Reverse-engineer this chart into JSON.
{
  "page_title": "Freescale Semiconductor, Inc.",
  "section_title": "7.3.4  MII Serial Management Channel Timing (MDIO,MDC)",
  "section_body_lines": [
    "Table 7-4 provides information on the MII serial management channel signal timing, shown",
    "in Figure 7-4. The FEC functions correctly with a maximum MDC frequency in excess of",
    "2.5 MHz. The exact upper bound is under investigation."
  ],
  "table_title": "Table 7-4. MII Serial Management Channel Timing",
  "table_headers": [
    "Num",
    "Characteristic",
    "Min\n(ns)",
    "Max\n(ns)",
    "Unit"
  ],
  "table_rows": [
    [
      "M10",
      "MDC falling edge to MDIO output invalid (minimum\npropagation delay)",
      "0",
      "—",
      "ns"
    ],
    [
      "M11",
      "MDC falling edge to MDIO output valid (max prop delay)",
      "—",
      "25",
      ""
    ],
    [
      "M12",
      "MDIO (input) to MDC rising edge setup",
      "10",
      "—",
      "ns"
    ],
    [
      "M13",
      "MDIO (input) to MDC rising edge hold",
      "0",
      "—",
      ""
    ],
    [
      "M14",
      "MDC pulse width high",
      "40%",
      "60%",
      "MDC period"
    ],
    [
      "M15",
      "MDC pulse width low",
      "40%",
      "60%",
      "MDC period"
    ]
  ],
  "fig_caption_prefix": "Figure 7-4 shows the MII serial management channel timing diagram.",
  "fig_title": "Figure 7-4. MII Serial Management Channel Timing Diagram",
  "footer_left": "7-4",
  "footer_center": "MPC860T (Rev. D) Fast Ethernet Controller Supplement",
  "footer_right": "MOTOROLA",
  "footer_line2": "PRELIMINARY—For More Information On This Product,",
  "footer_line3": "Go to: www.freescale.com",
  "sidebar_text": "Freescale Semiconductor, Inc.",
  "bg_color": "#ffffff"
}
───
### Problem
Track down all lines above with the string "rising" and copy them.

### Exercise result
      "MDIO (input) to MDC rising edge setup",
      "MDIO (input) to MDC rising edge hold",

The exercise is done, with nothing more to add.